+++ AUSGANGSTEXT

19 Feb Voll die Checker
DIE ZEIT, Nr. 50/2016
Voll die Checker
Quietscht die Matratze? Ist Staub in den Winkeln? Hunderttausende Hobbytester bewerten im Internet jedes Detail ihres Urlaubs. Hoteliers richten sich nach dem Urteil der Reiseportale. Wir haben eifrige Bewerter im Einsatz erlebt.
Der Frühstücksraum des Stadthotels Jaime III in Palma de Mallorca ist ein Hindernisparcours voller verkeilter Sessel. Jeder Gang zum Büfett droht mit blauen Flecken zu enden. Aber sonst gibt’s nichts zu meckern. Der Serranoschinken ist zart und würzig, die Früchte leuchten wie Juwelen, sogar Cava steht bereit. Dass es im Jaime III dennoch nicht allen geschmeckt hat, erfährt, wer nebenbei sein Smartphone befragt. „Unterirdisch“, lautet das Urteil eines Münchners auf dem Bewertungsportal Tripadvisor. „Ekelhaft“, schreibt ein Schwede. „Weit von Klasse“, motzt ein Russe laut Übersetzungscomputer auf der weltgrößten Reiseseite im Internet. Wohlwollender zeigt sich das Konkurrenzportal Holidaycheck. Doch auch dort findet man Kommentare wie jenen aus der Schweiz: „Das ist wirklich Jugendherbergsniveau.“
Wer früher ein Hotel suchte, vertraute seinem Reisebüro oder kaufte einen Führer. Man zahlte Geld für die persönliche Empfehlung eines bezahlten Experten. Heute hat sich dieses Feld gehörig demokratisiert: Hunderttausende Laien geben auf Portalen wie Tripadvisor oder Holidaycheck Wertungen ab, viel aktueller und detailreicher, als man sie in einem Buch fände. Reisebüros verweisen inzwischen selbst auf Weiterempfehlungsraten aus dem Netz.

++++++
+++ BEREITGESTELLTE DATEN

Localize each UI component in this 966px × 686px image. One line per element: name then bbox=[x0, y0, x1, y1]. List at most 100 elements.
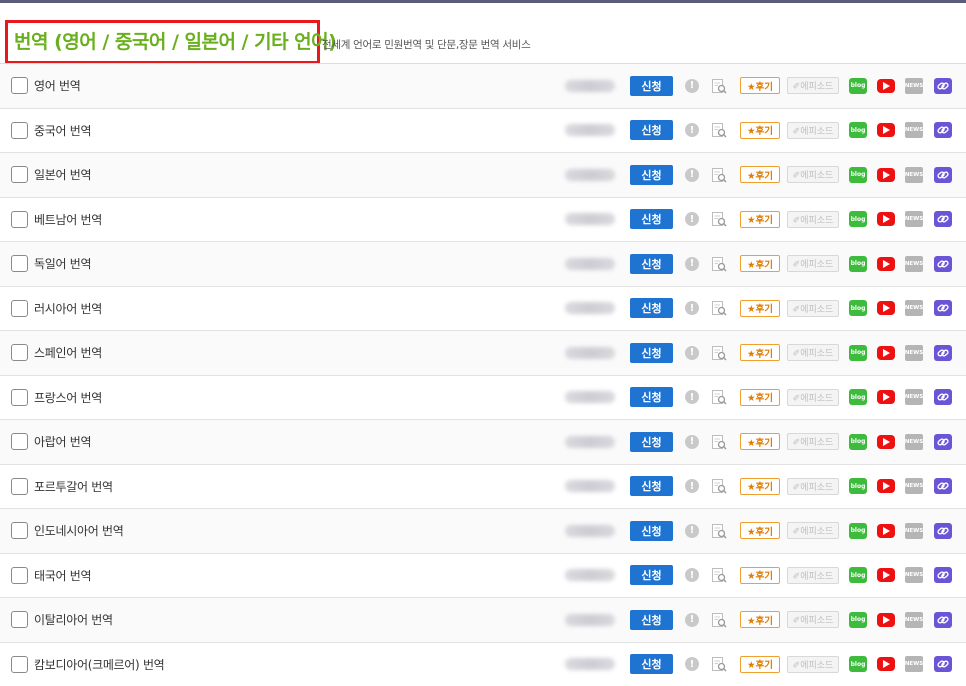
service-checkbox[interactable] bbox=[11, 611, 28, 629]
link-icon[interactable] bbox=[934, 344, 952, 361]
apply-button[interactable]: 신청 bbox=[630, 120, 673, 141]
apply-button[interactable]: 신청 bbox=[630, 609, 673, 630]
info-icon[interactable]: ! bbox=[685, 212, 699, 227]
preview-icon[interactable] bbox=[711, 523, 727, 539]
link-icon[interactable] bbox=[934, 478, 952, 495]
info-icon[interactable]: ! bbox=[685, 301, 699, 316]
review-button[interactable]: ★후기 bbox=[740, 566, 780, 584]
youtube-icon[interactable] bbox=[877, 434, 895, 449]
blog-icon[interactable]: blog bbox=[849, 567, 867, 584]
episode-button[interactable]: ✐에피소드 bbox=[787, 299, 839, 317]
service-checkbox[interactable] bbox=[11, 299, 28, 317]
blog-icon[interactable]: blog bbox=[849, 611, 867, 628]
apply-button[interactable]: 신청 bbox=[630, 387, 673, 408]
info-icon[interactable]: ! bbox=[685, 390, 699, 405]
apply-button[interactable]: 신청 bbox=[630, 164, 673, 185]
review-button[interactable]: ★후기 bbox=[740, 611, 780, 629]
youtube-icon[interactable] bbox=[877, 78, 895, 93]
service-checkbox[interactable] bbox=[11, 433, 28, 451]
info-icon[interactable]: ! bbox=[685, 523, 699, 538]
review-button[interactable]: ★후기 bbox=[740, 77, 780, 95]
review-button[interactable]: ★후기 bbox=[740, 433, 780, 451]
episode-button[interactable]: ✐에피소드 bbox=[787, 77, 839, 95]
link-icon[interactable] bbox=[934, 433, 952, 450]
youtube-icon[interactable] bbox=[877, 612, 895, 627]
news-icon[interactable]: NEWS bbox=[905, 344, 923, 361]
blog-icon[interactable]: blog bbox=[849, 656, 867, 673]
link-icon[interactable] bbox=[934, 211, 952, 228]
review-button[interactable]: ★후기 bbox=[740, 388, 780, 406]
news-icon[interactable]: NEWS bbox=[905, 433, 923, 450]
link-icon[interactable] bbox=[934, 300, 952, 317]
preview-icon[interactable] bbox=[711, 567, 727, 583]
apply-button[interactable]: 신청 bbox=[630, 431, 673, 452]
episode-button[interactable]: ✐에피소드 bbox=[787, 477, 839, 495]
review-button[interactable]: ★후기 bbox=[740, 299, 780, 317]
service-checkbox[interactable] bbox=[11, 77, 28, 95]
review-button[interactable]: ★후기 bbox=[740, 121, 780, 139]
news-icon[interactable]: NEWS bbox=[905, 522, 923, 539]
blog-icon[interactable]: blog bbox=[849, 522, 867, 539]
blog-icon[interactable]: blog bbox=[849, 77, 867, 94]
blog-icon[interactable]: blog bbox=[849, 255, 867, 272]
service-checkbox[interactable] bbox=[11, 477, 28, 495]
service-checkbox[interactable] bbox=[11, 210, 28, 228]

++++++

### AUFGABEN
1 – Gib aus dem Artikel über Hotelbewertungen im Internet die Stelle von "19 Feb Voll" bis "im Einsatz erlebt." wörtlich wieder.
2 – Welches Portal bezeichnet der Artikel über Hotelbewertungen im Internet als die weltgrößte Reiseseite?
3 – Führe den Artikel über Hotelbewertungen im Internet im gleichen Stil nach seinem letzten Satz weiter.

### ERWARTETE ANTWORTEN
1 –
19 Feb Voll die Checker
DIE ZEIT, Nr. 50/2016
Voll die Checker
Quietscht die Matratze? Ist Staub in den Winkeln? Hunderttausende Hobbytester bewerten im Internet jedes Detail ihres Urlaubs. Hoteliers richten sich nach dem Urteil der Reiseportale. Wir haben eifrige Bewerter im Einsatz erlebt.

2 – Tripadvisor

3 –
Die meisten Freizeitbewerter posten nur ein-, zweimal im Jahr – wenn sie nach dem Urlaub etwas mitzuteilen haben. Aber es gibt auch „Power-User“ auf den Plattformen. 22 solcher Vielbewerter treffen sich an diesem Novemberwochenende auf Mallorca zum Get-together. Sie sind für die Schweizer Seite Holidaycheck aktiv, die dank zehn Millionen Kommentaren zu 500.000 Hotels als größtes Portal im deutschsprachigen Raum gilt. Falls die Schwarmintelligenz ein Gesicht hat, dann trägt es deren Züge.
Adrian hat gerade im Jaime III eingecheckt und wartet nun auf den Aufzug. Dies sei sein erstes Boutiquehotel, sagt er in butterweich rollendem Fränkisch. Mit seiner lackschwarz gefärbten Haartolle, dem Menjou-Bärtchen und seinen gasflammenblauen Augen ginge der Endvierziger auch als Juror einer Casting-Show durch. Mehr als 70 Hotels hat er bereits beurteilt, meist Unterkünfte von Pauschalreisen. „Ich bin schon immer viel unterwegs gewesen. Aber seit meinem Einstieg bei Holidaycheck vor acht Jahren reise ich vor allem, um Orten auf den Zahn zu fühlen“. 42-mal war er schon in der Türkei. Man will das gerade bestaunen, da betritt er den Aufzug und zählt weiter auf: 52-mal Italien, 36-mal England, 35-mal Tunesien, 63-mal Österreich, 30-mal Tschechien, 8-mal Domrep … Als es im neunten Stock bimmelt, hat er 22 Länder durch. Auch die Zahl seiner bereits absolvierten Flüge kennt er: 298.
All diese Orte beschreibt er nicht nur, er fotografiert sie auch. Im Frühjahr hat er einen Preis bekommen für die meisten eingestellten Fotos aller 1,9 Millionen Nutzer: Insgesamt sind es mehr als 45.000. Top-Holidaychecker darf er sich seitdem nennen.
Wie seine Kollegen, die sich hier zum Austausch treffen, hat Adrian Anreise und Unterbringung selbst organisiert – und wird während des Aufenthalts bewerten, was sich dafür anbietet. Das Management von Holidaycheck spendiert den freiwilligen Zulieferern lediglich eine Bustour mit Besichtigungsprogramm.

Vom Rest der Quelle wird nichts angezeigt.